Set down the material below word for word, excluding the pictures.

***** Data to use

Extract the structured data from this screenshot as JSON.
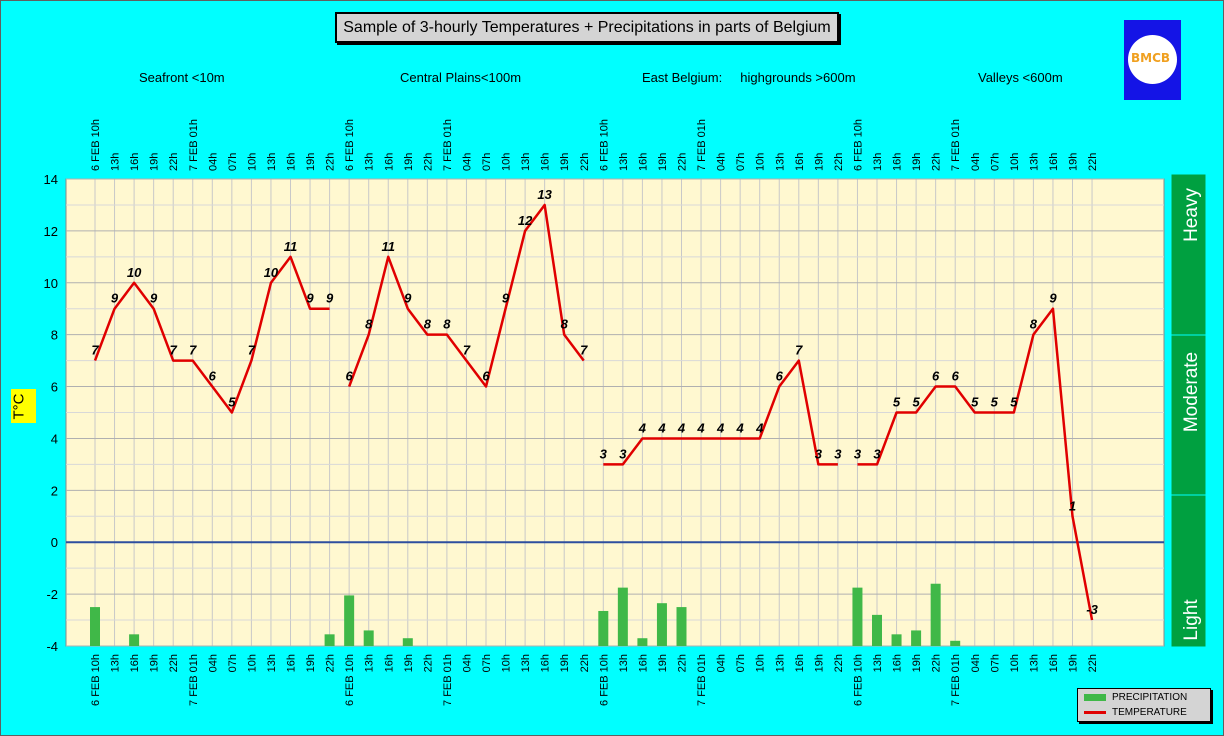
{
  "title": "Sample of 3-hourly Temperatures + Precipitations in parts of Belgium",
  "regions": [
    {
      "label": "Seafront <10m"
    },
    {
      "label": "Central Plains<100m"
    },
    {
      "label": "East Belgium:     highgrounds >600m"
    },
    {
      "label": "Valleys <600m"
    }
  ],
  "logo_text": "BMCB",
  "intensity_labels": [
    "Heavy",
    "Moderate",
    "Light"
  ],
  "colors": {
    "background": "#00FFFF",
    "plot": "#FFF8D0",
    "temperature": "#E00000",
    "precipitation": "#40B848",
    "intensity_bar": "#00A040",
    "zero_line": "#2E4E9E"
  },
  "chart_data": {
    "type": "line",
    "ylabel": "T°C",
    "ylim": [
      -4,
      14
    ],
    "yticks": [
      -4,
      -2,
      0,
      2,
      4,
      6,
      8,
      10,
      12,
      14
    ],
    "grid": true,
    "legend_position": "bottom-right",
    "x_labels": [
      "6 FEB 10h",
      "13h",
      "16h",
      "19h",
      "22h",
      "7 FEB 01h",
      "04h",
      "07h",
      "10h",
      "13h",
      "16h",
      "19h",
      "22h",
      "6 FEB 10h",
      "13h",
      "16h",
      "19h",
      "22h",
      "7 FEB 01h",
      "04h",
      "07h",
      "10h",
      "13h",
      "16h",
      "19h",
      "22h",
      "6 FEB 10h",
      "13h",
      "16h",
      "19h",
      "22h",
      "7 FEB 01h",
      "04h",
      "07h",
      "10h",
      "13h",
      "16h",
      "19h",
      "22h",
      "6 FEB 10h",
      "13h",
      "16h",
      "19h",
      "22h",
      "7 FEB 01h",
      "04h",
      "07h",
      "10h",
      "13h",
      "16h",
      "19h",
      "22h"
    ],
    "series": [
      {
        "name": "TEMPERATURE",
        "segments": [
          [
            7,
            9,
            10,
            9,
            7,
            7,
            6,
            5,
            7,
            10,
            11,
            9,
            9
          ],
          [
            6,
            8,
            11,
            9,
            8,
            8,
            7,
            6,
            9,
            12,
            13,
            8,
            7
          ],
          [
            3,
            3,
            4,
            4,
            4,
            4,
            4,
            4,
            4,
            6,
            7,
            3,
            3
          ],
          [
            3,
            3,
            5,
            5,
            6,
            6,
            5,
            5,
            5,
            8,
            9,
            1,
            -3
          ]
        ]
      },
      {
        "name": "PRECIPITATION",
        "values": [
          -2.5,
          null,
          -3.55,
          null,
          null,
          null,
          null,
          null,
          null,
          null,
          null,
          null,
          -3.55,
          -2.05,
          -3.4,
          null,
          -3.7,
          null,
          null,
          null,
          null,
          null,
          null,
          null,
          null,
          null,
          -2.65,
          -1.75,
          -3.7,
          -2.35,
          -2.5,
          null,
          null,
          null,
          null,
          null,
          null,
          null,
          null,
          -1.75,
          -2.8,
          -3.55,
          -3.4,
          -1.6,
          -3.8,
          null,
          null,
          null,
          null,
          null,
          null,
          null
        ]
      }
    ]
  }
}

**********

Expected output =>
Extract the structured data from this screenshot as JSON.
{
  "title": "Sample of 3-hourly Temperatures + Precipitations in parts of Belgium",
  "regions": [
    {
      "label": "Seafront <10m"
    },
    {
      "label": "Central Plains<100m"
    },
    {
      "label": "East Belgium:     highgrounds >600m"
    },
    {
      "label": "Valleys <600m"
    }
  ],
  "logo_text": "BMCB",
  "intensity_labels": [
    "Heavy",
    "Moderate",
    "Light"
  ],
  "colors": {
    "background": "#00FFFF",
    "plot": "#FFF8D0",
    "temperature": "#E00000",
    "precipitation": "#40B848",
    "intensity_bar": "#00A040",
    "zero_line": "#2E4E9E"
  },
  "chart_data": {
    "type": "line",
    "ylabel": "T°C",
    "ylim": [
      -4,
      14
    ],
    "yticks": [
      -4,
      -2,
      0,
      2,
      4,
      6,
      8,
      10,
      12,
      14
    ],
    "grid": true,
    "legend_position": "bottom-right",
    "x_labels": [
      "6 FEB 10h",
      "13h",
      "16h",
      "19h",
      "22h",
      "7 FEB 01h",
      "04h",
      "07h",
      "10h",
      "13h",
      "16h",
      "19h",
      "22h",
      "6 FEB 10h",
      "13h",
      "16h",
      "19h",
      "22h",
      "7 FEB 01h",
      "04h",
      "07h",
      "10h",
      "13h",
      "16h",
      "19h",
      "22h",
      "6 FEB 10h",
      "13h",
      "16h",
      "19h",
      "22h",
      "7 FEB 01h",
      "04h",
      "07h",
      "10h",
      "13h",
      "16h",
      "19h",
      "22h",
      "6 FEB 10h",
      "13h",
      "16h",
      "19h",
      "22h",
      "7 FEB 01h",
      "04h",
      "07h",
      "10h",
      "13h",
      "16h",
      "19h",
      "22h"
    ],
    "series": [
      {
        "name": "TEMPERATURE",
        "segments": [
          [
            7,
            9,
            10,
            9,
            7,
            7,
            6,
            5,
            7,
            10,
            11,
            9,
            9
          ],
          [
            6,
            8,
            11,
            9,
            8,
            8,
            7,
            6,
            9,
            12,
            13,
            8,
            7
          ],
          [
            3,
            3,
            4,
            4,
            4,
            4,
            4,
            4,
            4,
            6,
            7,
            3,
            3
          ],
          [
            3,
            3,
            5,
            5,
            6,
            6,
            5,
            5,
            5,
            8,
            9,
            1,
            -3
          ]
        ]
      },
      {
        "name": "PRECIPITATION",
        "values": [
          -2.5,
          null,
          -3.55,
          null,
          null,
          null,
          null,
          null,
          null,
          null,
          null,
          null,
          -3.55,
          -2.05,
          -3.4,
          null,
          -3.7,
          null,
          null,
          null,
          null,
          null,
          null,
          null,
          null,
          null,
          -2.65,
          -1.75,
          -3.7,
          -2.35,
          -2.5,
          null,
          null,
          null,
          null,
          null,
          null,
          null,
          null,
          -1.75,
          -2.8,
          -3.55,
          -3.4,
          -1.6,
          -3.8,
          null,
          null,
          null,
          null,
          null,
          null,
          null
        ]
      }
    ]
  }
}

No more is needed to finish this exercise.